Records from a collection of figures
--------------------------------

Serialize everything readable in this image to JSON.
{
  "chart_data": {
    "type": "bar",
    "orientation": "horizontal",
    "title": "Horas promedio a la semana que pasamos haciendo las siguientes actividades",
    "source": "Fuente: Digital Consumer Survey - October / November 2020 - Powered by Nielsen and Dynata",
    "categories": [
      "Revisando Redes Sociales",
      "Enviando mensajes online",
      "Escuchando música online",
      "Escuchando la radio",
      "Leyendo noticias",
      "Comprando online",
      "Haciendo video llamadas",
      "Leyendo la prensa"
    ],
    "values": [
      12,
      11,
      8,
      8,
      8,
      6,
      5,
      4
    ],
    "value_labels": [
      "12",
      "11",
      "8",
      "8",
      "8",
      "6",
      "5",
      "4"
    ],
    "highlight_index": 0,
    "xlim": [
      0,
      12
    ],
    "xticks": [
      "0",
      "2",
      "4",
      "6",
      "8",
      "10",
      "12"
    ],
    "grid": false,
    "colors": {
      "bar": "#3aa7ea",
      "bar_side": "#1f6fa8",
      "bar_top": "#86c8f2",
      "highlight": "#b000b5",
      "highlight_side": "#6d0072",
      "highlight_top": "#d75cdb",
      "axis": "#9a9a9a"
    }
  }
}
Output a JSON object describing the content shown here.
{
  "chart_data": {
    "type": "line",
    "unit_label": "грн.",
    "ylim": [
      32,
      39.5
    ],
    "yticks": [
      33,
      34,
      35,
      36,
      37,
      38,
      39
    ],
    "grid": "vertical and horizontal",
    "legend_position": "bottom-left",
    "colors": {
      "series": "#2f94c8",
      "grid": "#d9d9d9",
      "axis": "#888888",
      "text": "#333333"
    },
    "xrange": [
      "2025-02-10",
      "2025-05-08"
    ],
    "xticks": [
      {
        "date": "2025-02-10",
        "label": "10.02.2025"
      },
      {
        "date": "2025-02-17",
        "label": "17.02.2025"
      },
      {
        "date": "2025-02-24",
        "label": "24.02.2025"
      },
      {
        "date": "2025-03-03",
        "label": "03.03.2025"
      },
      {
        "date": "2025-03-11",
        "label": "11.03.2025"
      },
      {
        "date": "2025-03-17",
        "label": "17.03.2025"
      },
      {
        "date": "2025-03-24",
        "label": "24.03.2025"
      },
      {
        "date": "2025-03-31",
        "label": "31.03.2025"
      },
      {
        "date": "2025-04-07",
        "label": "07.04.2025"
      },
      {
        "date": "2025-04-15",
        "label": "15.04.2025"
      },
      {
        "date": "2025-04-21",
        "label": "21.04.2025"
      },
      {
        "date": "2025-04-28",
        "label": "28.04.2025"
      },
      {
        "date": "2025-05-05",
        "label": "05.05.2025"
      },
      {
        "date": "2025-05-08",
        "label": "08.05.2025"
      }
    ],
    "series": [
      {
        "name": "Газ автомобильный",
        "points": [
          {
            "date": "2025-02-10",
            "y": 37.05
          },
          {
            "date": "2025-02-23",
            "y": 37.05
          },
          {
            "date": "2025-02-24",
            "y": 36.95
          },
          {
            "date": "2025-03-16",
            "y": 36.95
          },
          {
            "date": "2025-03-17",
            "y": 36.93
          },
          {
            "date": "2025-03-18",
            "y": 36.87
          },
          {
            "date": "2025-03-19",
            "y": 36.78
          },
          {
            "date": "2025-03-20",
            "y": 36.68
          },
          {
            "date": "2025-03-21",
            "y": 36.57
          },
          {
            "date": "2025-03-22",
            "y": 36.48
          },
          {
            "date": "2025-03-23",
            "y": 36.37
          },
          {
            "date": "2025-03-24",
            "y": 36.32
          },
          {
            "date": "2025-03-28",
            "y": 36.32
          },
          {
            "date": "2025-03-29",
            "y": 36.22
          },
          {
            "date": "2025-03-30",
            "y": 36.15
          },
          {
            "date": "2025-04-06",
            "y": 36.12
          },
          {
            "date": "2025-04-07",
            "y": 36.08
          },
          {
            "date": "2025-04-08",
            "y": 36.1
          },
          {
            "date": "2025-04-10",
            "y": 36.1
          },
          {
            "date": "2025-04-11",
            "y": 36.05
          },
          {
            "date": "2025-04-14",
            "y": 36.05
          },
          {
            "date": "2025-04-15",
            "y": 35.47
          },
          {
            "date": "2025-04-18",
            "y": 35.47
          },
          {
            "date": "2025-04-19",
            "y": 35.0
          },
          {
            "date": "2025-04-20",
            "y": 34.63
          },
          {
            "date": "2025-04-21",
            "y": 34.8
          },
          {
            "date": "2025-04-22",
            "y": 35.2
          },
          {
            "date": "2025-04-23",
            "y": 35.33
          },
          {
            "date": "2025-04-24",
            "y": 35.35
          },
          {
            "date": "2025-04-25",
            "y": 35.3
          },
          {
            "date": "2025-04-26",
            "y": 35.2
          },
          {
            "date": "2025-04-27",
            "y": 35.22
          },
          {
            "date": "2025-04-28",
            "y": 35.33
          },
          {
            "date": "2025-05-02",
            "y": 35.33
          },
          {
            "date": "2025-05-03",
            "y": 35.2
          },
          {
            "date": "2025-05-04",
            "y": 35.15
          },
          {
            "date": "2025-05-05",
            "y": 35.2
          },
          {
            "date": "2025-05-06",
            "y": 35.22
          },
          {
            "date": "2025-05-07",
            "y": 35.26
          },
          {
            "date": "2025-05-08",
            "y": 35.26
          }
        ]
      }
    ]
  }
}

--------------------------------

:: GIVEN EXERCISE ::
Retype every record above exactly as it appears.

:: EXERCISE SOLUTION ::
Serialize everything readable in this image to JSON.
{
  "chart_data": {
    "type": "bar",
    "orientation": "horizontal",
    "title": "Horas promedio a la semana que pasamos haciendo las siguientes actividades",
    "source": "Fuente: Digital Consumer Survey - October / November 2020 - Powered by Nielsen and Dynata",
    "categories": [
      "Revisando Redes Sociales",
      "Enviando mensajes online",
      "Escuchando música online",
      "Escuchando la radio",
      "Leyendo noticias",
      "Comprando online",
      "Haciendo video llamadas",
      "Leyendo la prensa"
    ],
    "values": [
      12,
      11,
      8,
      8,
      8,
      6,
      5,
      4
    ],
    "value_labels": [
      "12",
      "11",
      "8",
      "8",
      "8",
      "6",
      "5",
      "4"
    ],
    "highlight_index": 0,
    "xlim": [
      0,
      12
    ],
    "xticks": [
      "0",
      "2",
      "4",
      "6",
      "8",
      "10",
      "12"
    ],
    "grid": false,
    "colors": {
      "bar": "#3aa7ea",
      "bar_side": "#1f6fa8",
      "bar_top": "#86c8f2",
      "highlight": "#b000b5",
      "highlight_side": "#6d0072",
      "highlight_top": "#d75cdb",
      "axis": "#9a9a9a"
    }
  }
}
Output a JSON object describing the content shown here.
{
  "chart_data": {
    "type": "line",
    "unit_label": "грн.",
    "ylim": [
      32,
      39.5
    ],
    "yticks": [
      33,
      34,
      35,
      36,
      37,
      38,
      39
    ],
    "grid": "vertical and horizontal",
    "legend_position": "bottom-left",
    "colors": {
      "series": "#2f94c8",
      "grid": "#d9d9d9",
      "axis": "#888888",
      "text": "#333333"
    },
    "xrange": [
      "2025-02-10",
      "2025-05-08"
    ],
    "xticks": [
      {
        "date": "2025-02-10",
        "label": "10.02.2025"
      },
      {
        "date": "2025-02-17",
        "label": "17.02.2025"
      },
      {
        "date": "2025-02-24",
        "label": "24.02.2025"
      },
      {
        "date": "2025-03-03",
        "label": "03.03.2025"
      },
      {
        "date": "2025-03-11",
        "label": "11.03.2025"
      },
      {
        "date": "2025-03-17",
        "label": "17.03.2025"
      },
      {
        "date": "2025-03-24",
        "label": "24.03.2025"
      },
      {
        "date": "2025-03-31",
        "label": "31.03.2025"
      },
      {
        "date": "2025-04-07",
        "label": "07.04.2025"
      },
      {
        "date": "2025-04-15",
        "label": "15.04.2025"
      },
      {
        "date": "2025-04-21",
        "label": "21.04.2025"
      },
      {
        "date": "2025-04-28",
        "label": "28.04.2025"
      },
      {
        "date": "2025-05-05",
        "label": "05.05.2025"
      },
      {
        "date": "2025-05-08",
        "label": "08.05.2025"
      }
    ],
    "series": [
      {
        "name": "Газ автомобильный",
        "points": [
          {
            "date": "2025-02-10",
            "y": 37.05
          },
          {
            "date": "2025-02-23",
            "y": 37.05
          },
          {
            "date": "2025-02-24",
            "y": 36.95
          },
          {
            "date": "2025-03-16",
            "y": 36.95
          },
          {
            "date": "2025-03-17",
            "y": 36.93
          },
          {
            "date": "2025-03-18",
            "y": 36.87
          },
          {
            "date": "2025-03-19",
            "y": 36.78
          },
          {
            "date": "2025-03-20",
            "y": 36.68
          },
          {
            "date": "2025-03-21",
            "y": 36.57
          },
          {
            "date": "2025-03-22",
            "y": 36.48
          },
          {
            "date": "2025-03-23",
            "y": 36.37
          },
          {
            "date": "2025-03-24",
            "y": 36.32
          },
          {
            "date": "2025-03-28",
            "y": 36.32
          },
          {
            "date": "2025-03-29",
            "y": 36.22
          },
          {
            "date": "2025-03-30",
            "y": 36.15
          },
          {
            "date": "2025-04-06",
            "y": 36.12
          },
          {
            "date": "2025-04-07",
            "y": 36.08
          },
          {
            "date": "2025-04-08",
            "y": 36.1
          },
          {
            "date": "2025-04-10",
            "y": 36.1
          },
          {
            "date": "2025-04-11",
            "y": 36.05
          },
          {
            "date": "2025-04-14",
            "y": 36.05
          },
          {
            "date": "2025-04-15",
            "y": 35.47
          },
          {
            "date": "2025-04-18",
            "y": 35.47
          },
          {
            "date": "2025-04-19",
            "y": 35.0
          },
          {
            "date": "2025-04-20",
            "y": 34.63
          },
          {
            "date": "2025-04-21",
            "y": 34.8
          },
          {
            "date": "2025-04-22",
            "y": 35.2
          },
          {
            "date": "2025-04-23",
            "y": 35.33
          },
          {
            "date": "2025-04-24",
            "y": 35.35
          },
          {
            "date": "2025-04-25",
            "y": 35.3
          },
          {
            "date": "2025-04-26",
            "y": 35.2
          },
          {
            "date": "2025-04-27",
            "y": 35.22
          },
          {
            "date": "2025-04-28",
            "y": 35.33
          },
          {
            "date": "2025-05-02",
            "y": 35.33
          },
          {
            "date": "2025-05-03",
            "y": 35.2
          },
          {
            "date": "2025-05-04",
            "y": 35.15
          },
          {
            "date": "2025-05-05",
            "y": 35.2
          },
          {
            "date": "2025-05-06",
            "y": 35.22
          },
          {
            "date": "2025-05-07",
            "y": 35.26
          },
          {
            "date": "2025-05-08",
            "y": 35.26
          }
        ]
      }
    ]
  }
}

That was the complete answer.